▸ **Directive**:
Give only the number of lines in these records that contain the word "политического".
::::::
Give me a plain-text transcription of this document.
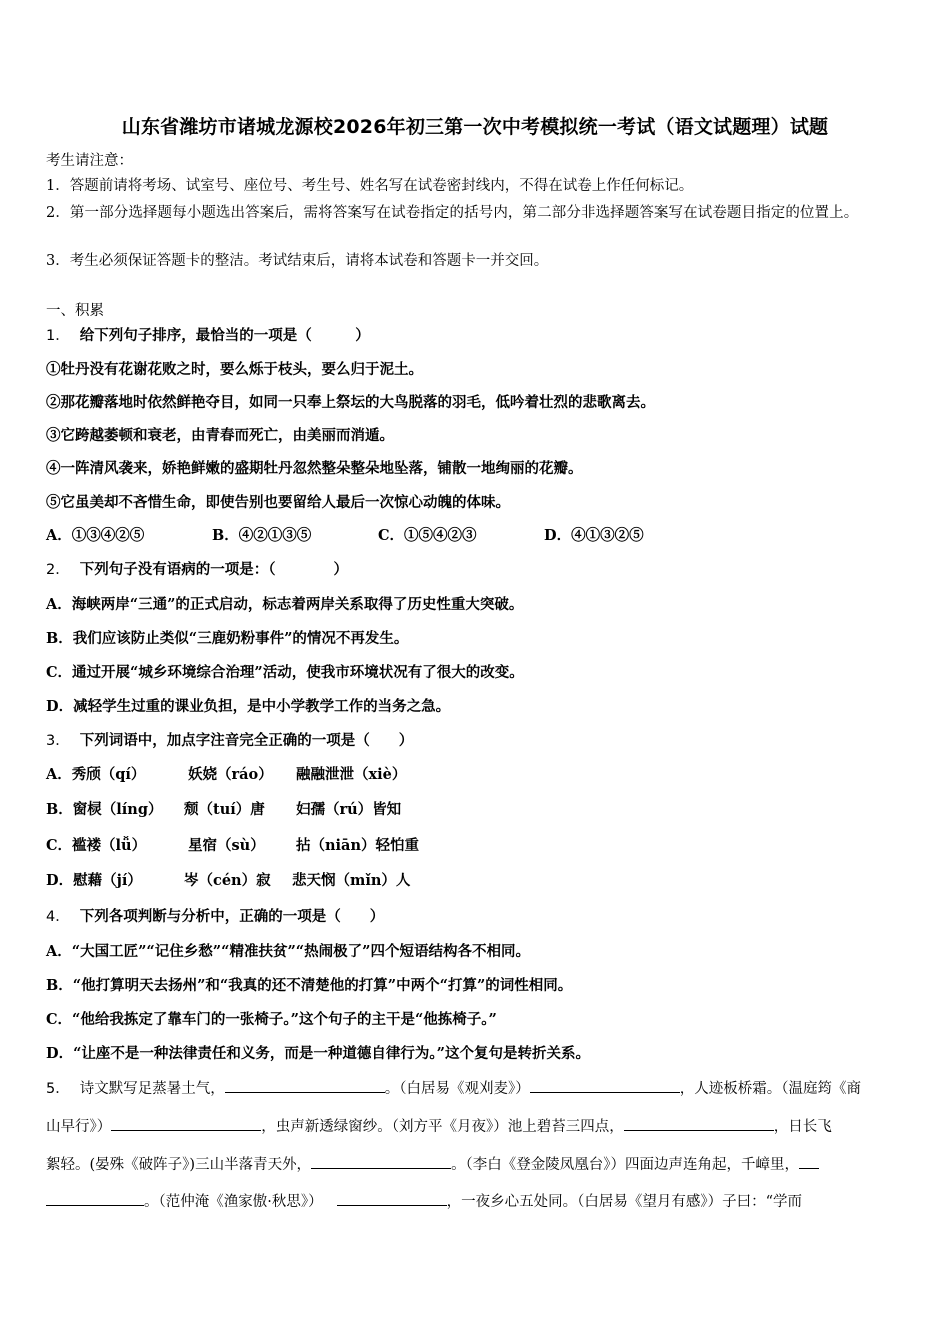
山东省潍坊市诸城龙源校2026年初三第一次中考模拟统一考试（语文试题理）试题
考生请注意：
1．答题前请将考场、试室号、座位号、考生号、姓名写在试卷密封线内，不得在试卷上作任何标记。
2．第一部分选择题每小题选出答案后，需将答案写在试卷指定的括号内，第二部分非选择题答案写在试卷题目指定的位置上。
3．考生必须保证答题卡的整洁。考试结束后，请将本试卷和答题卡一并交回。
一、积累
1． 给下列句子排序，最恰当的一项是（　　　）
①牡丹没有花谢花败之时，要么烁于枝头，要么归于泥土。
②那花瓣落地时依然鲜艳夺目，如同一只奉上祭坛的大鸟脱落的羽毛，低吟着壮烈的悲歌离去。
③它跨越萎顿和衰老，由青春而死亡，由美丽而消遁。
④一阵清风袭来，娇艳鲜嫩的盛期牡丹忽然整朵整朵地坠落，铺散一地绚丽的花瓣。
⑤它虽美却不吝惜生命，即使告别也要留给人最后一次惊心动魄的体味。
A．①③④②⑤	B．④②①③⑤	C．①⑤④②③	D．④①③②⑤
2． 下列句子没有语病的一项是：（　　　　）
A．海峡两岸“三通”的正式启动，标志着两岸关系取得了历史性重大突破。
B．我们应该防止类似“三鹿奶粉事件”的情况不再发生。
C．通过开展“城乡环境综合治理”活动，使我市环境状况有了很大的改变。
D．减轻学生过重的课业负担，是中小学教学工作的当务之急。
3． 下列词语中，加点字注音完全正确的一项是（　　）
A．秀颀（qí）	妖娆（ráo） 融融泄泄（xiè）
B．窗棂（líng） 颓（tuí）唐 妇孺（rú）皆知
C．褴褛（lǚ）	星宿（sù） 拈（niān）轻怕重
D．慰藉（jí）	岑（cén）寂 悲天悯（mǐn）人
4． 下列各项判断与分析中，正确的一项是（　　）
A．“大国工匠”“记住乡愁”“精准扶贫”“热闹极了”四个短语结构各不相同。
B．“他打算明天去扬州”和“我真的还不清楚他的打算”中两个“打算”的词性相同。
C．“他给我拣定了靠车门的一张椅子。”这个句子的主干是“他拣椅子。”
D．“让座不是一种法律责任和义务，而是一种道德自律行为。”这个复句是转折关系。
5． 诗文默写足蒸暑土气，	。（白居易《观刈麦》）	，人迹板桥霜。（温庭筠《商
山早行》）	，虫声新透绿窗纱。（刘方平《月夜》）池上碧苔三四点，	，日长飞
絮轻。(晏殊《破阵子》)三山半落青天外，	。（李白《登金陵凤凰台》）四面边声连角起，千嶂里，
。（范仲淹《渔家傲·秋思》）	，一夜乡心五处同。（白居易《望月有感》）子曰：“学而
::::::
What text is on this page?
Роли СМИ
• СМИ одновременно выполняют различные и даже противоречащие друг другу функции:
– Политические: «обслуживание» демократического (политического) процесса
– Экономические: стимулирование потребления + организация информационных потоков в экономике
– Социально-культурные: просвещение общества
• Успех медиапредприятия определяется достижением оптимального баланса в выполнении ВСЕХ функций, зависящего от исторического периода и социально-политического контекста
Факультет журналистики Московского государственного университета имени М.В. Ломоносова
::::::
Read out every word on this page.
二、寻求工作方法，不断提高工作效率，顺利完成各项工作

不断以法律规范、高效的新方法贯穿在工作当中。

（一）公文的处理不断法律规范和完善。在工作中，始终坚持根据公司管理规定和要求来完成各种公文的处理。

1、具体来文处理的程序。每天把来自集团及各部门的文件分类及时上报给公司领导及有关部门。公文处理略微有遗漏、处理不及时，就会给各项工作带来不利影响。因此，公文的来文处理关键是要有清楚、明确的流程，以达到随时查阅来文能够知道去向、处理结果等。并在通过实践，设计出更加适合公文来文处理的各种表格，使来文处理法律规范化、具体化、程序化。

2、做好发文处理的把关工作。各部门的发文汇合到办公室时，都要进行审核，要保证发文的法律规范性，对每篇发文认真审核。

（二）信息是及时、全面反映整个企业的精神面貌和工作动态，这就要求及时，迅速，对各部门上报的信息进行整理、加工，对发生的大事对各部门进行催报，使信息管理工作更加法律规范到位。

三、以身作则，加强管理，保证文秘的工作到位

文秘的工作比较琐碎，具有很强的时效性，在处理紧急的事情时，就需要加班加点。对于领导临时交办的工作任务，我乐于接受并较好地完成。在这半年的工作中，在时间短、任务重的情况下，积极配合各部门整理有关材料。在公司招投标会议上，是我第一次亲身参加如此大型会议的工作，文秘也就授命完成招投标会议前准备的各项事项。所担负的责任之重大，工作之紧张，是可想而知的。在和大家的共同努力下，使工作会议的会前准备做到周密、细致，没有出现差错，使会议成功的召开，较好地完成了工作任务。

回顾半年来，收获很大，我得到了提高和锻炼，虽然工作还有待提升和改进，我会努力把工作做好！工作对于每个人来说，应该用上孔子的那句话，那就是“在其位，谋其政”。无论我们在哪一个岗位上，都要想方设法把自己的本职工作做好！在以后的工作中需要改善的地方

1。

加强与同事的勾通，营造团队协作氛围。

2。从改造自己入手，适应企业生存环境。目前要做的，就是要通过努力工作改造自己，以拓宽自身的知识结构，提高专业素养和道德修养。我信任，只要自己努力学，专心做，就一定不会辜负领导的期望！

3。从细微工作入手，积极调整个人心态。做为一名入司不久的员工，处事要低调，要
::::::
▸ **Written answer**:
2